◆ BLOQUE DE TEXTO ◆
La leche ha sido considerada tradicionalmente como el alimento fresco por excelencia, el de mejor calidad. No tiene nada que ver con la epidemia de alimentos ultraprocesados que nos asola. La leche de vaca es ordeñada y sometida a un mínimo tratamiento para que llegue a nuestra mesa con todas sus condiciones nutritivas intactas. ¿Por qué deberíamos consumir con más prudencia este alimento panacea? Hay unas cuantas razones.
Si no eres lactasa-persistente (es un término idéntico a “tolerante a la lactosa”), la leche fresca no es para tí. Pero no se trata de ninguna enfermedad, como quiere hacernos creer la industria lechera. Es una simple condición metabólica como muchas otras. Parece ser que las dos terceras partes de la humanidad no son lactasa-persistentes y no tienen problemas de salud por ello.

◆ DATOS REGISTRADOS ◆
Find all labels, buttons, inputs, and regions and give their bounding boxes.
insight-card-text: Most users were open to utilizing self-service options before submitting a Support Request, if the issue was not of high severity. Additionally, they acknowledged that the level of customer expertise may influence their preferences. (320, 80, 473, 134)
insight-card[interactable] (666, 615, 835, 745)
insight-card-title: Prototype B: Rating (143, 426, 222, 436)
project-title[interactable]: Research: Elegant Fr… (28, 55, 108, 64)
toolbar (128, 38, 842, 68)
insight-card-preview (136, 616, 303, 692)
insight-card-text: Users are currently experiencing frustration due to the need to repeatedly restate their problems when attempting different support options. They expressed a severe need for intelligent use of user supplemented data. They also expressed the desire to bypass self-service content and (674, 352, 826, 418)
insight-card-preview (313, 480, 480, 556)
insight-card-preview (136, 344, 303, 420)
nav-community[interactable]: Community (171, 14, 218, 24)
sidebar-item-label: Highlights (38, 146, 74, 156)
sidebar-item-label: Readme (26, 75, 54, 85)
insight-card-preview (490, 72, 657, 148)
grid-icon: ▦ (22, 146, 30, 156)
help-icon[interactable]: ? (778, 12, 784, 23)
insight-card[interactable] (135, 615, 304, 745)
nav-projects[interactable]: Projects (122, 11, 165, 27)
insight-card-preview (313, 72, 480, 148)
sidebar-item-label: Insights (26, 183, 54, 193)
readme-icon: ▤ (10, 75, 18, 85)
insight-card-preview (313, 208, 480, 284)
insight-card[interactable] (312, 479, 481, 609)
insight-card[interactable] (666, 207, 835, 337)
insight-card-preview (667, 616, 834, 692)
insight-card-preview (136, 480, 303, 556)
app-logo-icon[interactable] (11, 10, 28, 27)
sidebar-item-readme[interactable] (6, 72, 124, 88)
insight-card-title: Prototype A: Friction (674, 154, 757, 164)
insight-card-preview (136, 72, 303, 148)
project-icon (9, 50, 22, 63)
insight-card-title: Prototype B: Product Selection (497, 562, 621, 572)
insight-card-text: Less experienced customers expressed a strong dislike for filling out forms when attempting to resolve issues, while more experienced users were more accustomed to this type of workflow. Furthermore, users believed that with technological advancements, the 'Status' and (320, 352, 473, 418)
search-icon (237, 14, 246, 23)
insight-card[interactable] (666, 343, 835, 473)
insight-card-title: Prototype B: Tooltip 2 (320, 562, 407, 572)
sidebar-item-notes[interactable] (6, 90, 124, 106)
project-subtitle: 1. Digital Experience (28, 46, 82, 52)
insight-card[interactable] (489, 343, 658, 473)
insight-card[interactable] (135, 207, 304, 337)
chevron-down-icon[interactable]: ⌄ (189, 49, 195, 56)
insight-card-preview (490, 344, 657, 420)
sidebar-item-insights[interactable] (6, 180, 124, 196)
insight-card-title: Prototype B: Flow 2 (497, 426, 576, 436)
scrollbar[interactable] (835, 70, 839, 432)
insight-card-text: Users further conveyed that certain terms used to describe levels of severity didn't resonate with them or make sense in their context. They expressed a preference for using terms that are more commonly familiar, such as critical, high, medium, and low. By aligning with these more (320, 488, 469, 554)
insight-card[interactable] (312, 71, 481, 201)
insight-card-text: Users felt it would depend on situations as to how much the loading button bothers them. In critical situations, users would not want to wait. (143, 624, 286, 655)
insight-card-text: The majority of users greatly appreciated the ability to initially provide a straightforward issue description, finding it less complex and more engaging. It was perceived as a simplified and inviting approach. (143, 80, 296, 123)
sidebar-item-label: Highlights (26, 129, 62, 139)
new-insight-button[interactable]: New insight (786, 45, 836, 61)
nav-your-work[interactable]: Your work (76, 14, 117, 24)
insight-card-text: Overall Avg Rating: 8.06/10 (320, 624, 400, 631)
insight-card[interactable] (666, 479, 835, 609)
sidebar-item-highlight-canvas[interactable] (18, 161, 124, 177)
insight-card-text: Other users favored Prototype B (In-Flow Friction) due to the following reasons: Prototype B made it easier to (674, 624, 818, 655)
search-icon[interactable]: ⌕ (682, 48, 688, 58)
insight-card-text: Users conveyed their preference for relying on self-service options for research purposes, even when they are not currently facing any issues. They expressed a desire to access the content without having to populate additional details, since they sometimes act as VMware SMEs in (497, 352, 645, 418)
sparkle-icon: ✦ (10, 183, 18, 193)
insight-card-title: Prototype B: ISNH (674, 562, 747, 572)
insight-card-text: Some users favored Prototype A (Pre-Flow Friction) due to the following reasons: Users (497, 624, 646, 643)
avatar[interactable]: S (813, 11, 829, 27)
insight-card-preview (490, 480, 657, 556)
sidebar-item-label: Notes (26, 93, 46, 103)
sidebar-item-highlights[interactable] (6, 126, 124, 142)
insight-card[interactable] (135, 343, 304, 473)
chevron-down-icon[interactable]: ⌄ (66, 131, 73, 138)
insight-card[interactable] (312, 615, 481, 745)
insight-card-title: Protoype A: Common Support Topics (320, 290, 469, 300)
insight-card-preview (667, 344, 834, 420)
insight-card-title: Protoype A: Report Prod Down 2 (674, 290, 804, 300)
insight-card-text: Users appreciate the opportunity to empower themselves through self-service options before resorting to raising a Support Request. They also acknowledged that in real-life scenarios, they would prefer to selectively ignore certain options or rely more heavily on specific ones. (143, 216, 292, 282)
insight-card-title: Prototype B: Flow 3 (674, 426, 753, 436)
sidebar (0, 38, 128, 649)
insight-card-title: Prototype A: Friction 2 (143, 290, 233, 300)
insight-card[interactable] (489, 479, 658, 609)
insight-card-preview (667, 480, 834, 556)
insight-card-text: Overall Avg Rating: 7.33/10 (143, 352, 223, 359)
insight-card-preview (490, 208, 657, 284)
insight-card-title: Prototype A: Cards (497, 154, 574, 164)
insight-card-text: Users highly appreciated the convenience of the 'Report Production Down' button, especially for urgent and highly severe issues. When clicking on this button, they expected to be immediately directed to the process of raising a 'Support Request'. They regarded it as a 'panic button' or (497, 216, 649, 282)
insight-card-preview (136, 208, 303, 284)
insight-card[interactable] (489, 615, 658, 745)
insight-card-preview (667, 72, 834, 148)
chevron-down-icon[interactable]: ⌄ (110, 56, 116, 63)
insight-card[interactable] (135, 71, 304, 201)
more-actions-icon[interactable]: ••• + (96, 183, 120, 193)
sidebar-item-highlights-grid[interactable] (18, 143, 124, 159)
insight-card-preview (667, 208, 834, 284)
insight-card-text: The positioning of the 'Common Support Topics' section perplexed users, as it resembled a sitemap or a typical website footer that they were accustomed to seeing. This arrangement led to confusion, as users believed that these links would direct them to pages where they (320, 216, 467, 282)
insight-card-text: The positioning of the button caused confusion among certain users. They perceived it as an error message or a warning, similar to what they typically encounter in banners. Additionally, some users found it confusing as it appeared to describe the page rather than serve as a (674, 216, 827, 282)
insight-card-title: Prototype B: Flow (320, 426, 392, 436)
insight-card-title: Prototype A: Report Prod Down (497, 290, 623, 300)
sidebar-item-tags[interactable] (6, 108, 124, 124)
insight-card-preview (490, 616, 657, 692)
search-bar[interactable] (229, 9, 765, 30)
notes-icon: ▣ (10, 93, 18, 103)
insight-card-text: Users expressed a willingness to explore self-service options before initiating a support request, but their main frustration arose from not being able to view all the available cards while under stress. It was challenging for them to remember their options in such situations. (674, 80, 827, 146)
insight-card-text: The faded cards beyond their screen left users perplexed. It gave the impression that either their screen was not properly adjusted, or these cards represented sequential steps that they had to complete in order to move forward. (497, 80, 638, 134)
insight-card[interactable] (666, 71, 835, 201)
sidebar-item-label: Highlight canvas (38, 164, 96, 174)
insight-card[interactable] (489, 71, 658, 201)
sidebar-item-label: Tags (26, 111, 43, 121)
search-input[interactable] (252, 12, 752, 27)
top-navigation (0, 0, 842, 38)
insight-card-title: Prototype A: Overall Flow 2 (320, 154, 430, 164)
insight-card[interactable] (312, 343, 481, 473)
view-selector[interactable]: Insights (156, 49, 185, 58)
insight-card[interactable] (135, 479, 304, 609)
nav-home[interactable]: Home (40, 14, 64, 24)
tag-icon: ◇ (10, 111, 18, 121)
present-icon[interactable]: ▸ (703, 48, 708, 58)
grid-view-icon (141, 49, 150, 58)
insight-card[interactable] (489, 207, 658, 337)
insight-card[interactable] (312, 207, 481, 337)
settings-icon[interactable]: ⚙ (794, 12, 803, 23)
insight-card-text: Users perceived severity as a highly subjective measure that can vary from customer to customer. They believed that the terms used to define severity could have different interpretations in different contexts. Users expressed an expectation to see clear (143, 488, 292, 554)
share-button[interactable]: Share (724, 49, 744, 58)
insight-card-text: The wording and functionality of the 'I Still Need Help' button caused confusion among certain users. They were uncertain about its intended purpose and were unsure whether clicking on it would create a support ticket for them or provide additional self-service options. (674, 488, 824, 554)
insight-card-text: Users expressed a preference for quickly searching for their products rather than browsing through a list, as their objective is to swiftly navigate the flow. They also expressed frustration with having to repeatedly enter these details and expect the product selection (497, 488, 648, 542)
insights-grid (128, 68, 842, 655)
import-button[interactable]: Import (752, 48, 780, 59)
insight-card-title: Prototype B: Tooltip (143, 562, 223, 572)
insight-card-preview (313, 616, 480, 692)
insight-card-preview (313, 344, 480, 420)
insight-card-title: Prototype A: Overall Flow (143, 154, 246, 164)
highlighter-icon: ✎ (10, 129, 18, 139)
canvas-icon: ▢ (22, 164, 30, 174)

◆ EXPLORA EL MATERIAL ◆
- 1) En el texto sobre la leche, ¿qué parte de la humanidad no es lactasa-persistente?
- 2) Copia las expresiones con que el texto sobre la leche presenta la leche como un alimento de primer orden.
- 3) Continúa el texto sobre la leche a partir de su última oración.

◆ RESPUESTAS ◆
- 1) Las dos terceras partes.

- 2)
el alimento fresco por excelencia
el de mejor calidad
este alimento panacea

- 3)
El mito de la riqueza en calcio de la leche, calcio asociado al mantenimiento de unos huesos fuertes, relacionado a su vez con la amenaza más o menos real de la osteoporosis, hace que una persona “diagnosticada” de intolerancia a la lactosa piense que va a tener problemas. Pero no es así, y de hecho hay información sobre dietas carentes por completo de lácteos y abundantemente dotadas de calcio y de huesos robustos. Es un misterio cómo un país con un 40% de intolerantes a la lactosa pudo alcanzar niveles de consumo de leche fresca (115 litros al año) propios de Noruega, donde esta condición metabólica es casi desconocida.
La industria lechera mueve del orden de cinco o seis millones de toneladas de producto al año, lo que quiere decir que maneja cientos de miles de animales en explotaciones ganaderas, la mayor parte de ellas intensivas. Las vacas son alimentadas con piensos procesados o con el producto de prados profusamente regados con fertilizantes químicos y forzadas a producir mucha más leche de la que darían naturalmente mediante tratamientos hormonales. La leche es una parte de la producción de alimentos de origen animal, y si es buena idea reducir nuestro consumo de carne para reducir nuestro riesgo climático, reducir el de leche es igualmente adecuado.
Las propias vacas son frisonas en alto porcentaje, animales propios de un ecosistema fresco y lluvioso del norte de Holanda. Las frisonas blanquinegras producen mucha más leche que las variedades autóctonas de la península Ibérica, pero con un coste energético considerable, necesario para mantener a su alrededor un remedo artificial de su ecosistema holandés originario.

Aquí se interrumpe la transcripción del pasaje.